> To do
Return the records that follow unaltered. Omit every picture.

######

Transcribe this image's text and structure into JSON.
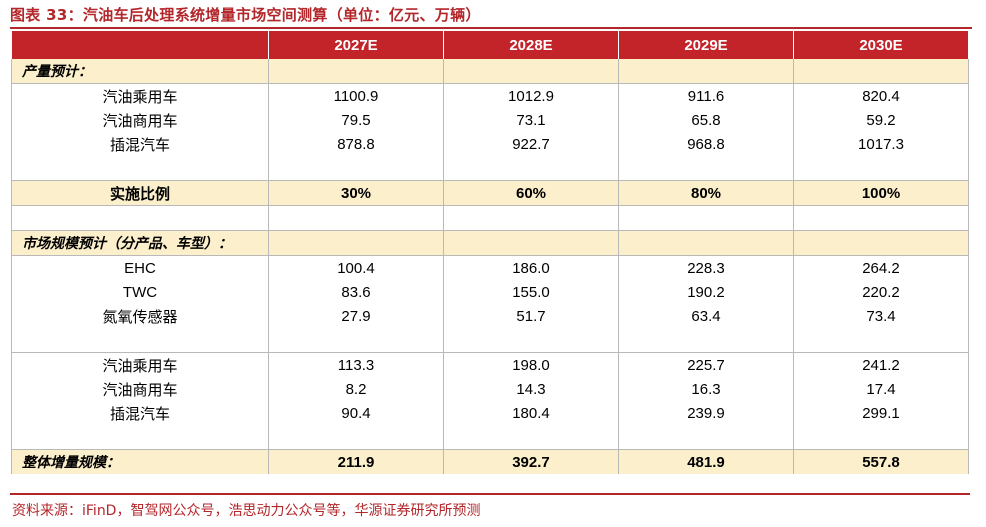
{
  "title": "图表 33：汽油车后处理系统增量市场空间测算（单位：亿元、万辆）",
  "columns": [
    "",
    "2027E",
    "2028E",
    "2029E",
    "2030E"
  ],
  "section1_label": "产量预计：",
  "production": [
    {
      "label": "汽油乘用车",
      "values": [
        "1100.9",
        "1012.9",
        "911.6",
        "820.4"
      ]
    },
    {
      "label": "汽油商用车",
      "values": [
        "79.5",
        "73.1",
        "65.8",
        "59.2"
      ]
    },
    {
      "label": "插混汽车",
      "values": [
        "878.8",
        "922.7",
        "968.8",
        "1017.3"
      ]
    }
  ],
  "ratio": {
    "label": "实施比例",
    "values": [
      "30%",
      "60%",
      "80%",
      "100%"
    ]
  },
  "section2_label": "市场规模预计（分产品、车型）：",
  "by_product": [
    {
      "label": "EHC",
      "values": [
        "100.4",
        "186.0",
        "228.3",
        "264.2"
      ]
    },
    {
      "label": "TWC",
      "values": [
        "83.6",
        "155.0",
        "190.2",
        "220.2"
      ]
    },
    {
      "label": "氮氧传感器",
      "values": [
        "27.9",
        "51.7",
        "63.4",
        "73.4"
      ]
    }
  ],
  "by_vehicle": [
    {
      "label": "汽油乘用车",
      "values": [
        "113.3",
        "198.0",
        "225.7",
        "241.2"
      ]
    },
    {
      "label": "汽油商用车",
      "values": [
        "8.2",
        "14.3",
        "16.3",
        "17.4"
      ]
    },
    {
      "label": "插混汽车",
      "values": [
        "90.4",
        "180.4",
        "239.9",
        "299.1"
      ]
    }
  ],
  "total": {
    "label": "整体增量规模：",
    "values": [
      "211.9",
      "392.7",
      "481.9",
      "557.8"
    ]
  },
  "source": "资料来源：iFinD，智驾网公众号，浩思动力公众号等，华源证券研究所预测",
  "colors": {
    "accent": "#c3242a",
    "highlight": "#fbefcc"
  }
}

######

> Output for this exercise
Transcribe this image's text and structure into JSON.
{
  "title": "图表 33：汽油车后处理系统增量市场空间测算（单位：亿元、万辆）",
  "columns": [
    "",
    "2027E",
    "2028E",
    "2029E",
    "2030E"
  ],
  "section1_label": "产量预计：",
  "production": [
    {
      "label": "汽油乘用车",
      "values": [
        "1100.9",
        "1012.9",
        "911.6",
        "820.4"
      ]
    },
    {
      "label": "汽油商用车",
      "values": [
        "79.5",
        "73.1",
        "65.8",
        "59.2"
      ]
    },
    {
      "label": "插混汽车",
      "values": [
        "878.8",
        "922.7",
        "968.8",
        "1017.3"
      ]
    }
  ],
  "ratio": {
    "label": "实施比例",
    "values": [
      "30%",
      "60%",
      "80%",
      "100%"
    ]
  },
  "section2_label": "市场规模预计（分产品、车型）：",
  "by_product": [
    {
      "label": "EHC",
      "values": [
        "100.4",
        "186.0",
        "228.3",
        "264.2"
      ]
    },
    {
      "label": "TWC",
      "values": [
        "83.6",
        "155.0",
        "190.2",
        "220.2"
      ]
    },
    {
      "label": "氮氧传感器",
      "values": [
        "27.9",
        "51.7",
        "63.4",
        "73.4"
      ]
    }
  ],
  "by_vehicle": [
    {
      "label": "汽油乘用车",
      "values": [
        "113.3",
        "198.0",
        "225.7",
        "241.2"
      ]
    },
    {
      "label": "汽油商用车",
      "values": [
        "8.2",
        "14.3",
        "16.3",
        "17.4"
      ]
    },
    {
      "label": "插混汽车",
      "values": [
        "90.4",
        "180.4",
        "239.9",
        "299.1"
      ]
    }
  ],
  "total": {
    "label": "整体增量规模：",
    "values": [
      "211.9",
      "392.7",
      "481.9",
      "557.8"
    ]
  },
  "source": "资料来源：iFinD，智驾网公众号，浩思动力公众号等，华源证券研究所预测",
  "colors": {
    "accent": "#c3242a",
    "highlight": "#fbefcc"
  }
}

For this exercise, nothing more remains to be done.